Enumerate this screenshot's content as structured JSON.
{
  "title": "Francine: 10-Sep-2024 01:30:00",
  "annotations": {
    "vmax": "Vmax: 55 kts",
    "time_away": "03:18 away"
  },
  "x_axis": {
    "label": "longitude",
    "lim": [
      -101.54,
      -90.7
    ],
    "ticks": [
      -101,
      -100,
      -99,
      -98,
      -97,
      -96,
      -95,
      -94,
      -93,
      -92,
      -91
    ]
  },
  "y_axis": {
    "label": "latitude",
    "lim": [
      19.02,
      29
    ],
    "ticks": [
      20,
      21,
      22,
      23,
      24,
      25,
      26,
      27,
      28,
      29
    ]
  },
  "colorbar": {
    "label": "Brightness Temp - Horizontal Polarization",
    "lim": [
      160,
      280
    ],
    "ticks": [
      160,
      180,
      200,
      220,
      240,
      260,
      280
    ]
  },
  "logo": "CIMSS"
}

==

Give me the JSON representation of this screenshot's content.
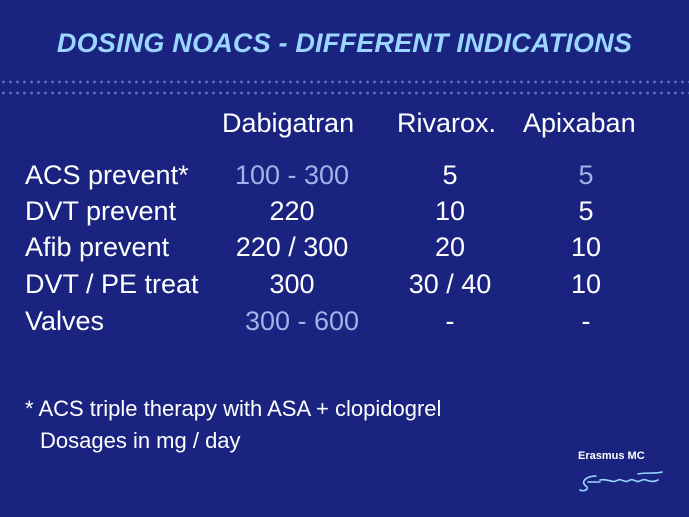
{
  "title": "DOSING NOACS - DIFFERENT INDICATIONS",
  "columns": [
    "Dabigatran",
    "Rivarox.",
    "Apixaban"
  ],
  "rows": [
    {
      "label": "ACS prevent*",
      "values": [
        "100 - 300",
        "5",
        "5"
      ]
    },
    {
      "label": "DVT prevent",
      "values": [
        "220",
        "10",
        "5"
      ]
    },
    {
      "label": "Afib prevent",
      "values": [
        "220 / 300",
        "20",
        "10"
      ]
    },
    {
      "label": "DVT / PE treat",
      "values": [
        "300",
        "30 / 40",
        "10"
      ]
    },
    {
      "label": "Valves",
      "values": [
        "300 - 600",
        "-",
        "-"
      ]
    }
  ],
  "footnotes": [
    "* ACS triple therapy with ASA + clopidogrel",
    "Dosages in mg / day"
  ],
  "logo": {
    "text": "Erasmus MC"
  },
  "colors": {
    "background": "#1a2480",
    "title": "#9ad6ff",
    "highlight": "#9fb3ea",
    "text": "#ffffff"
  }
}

● Exercise
Search the records for the string "this" and return every line in which it occurs.

● Output
Enumerate this screenshot's content as structured JSON.
Give me the JSON representation of this screenshot's content.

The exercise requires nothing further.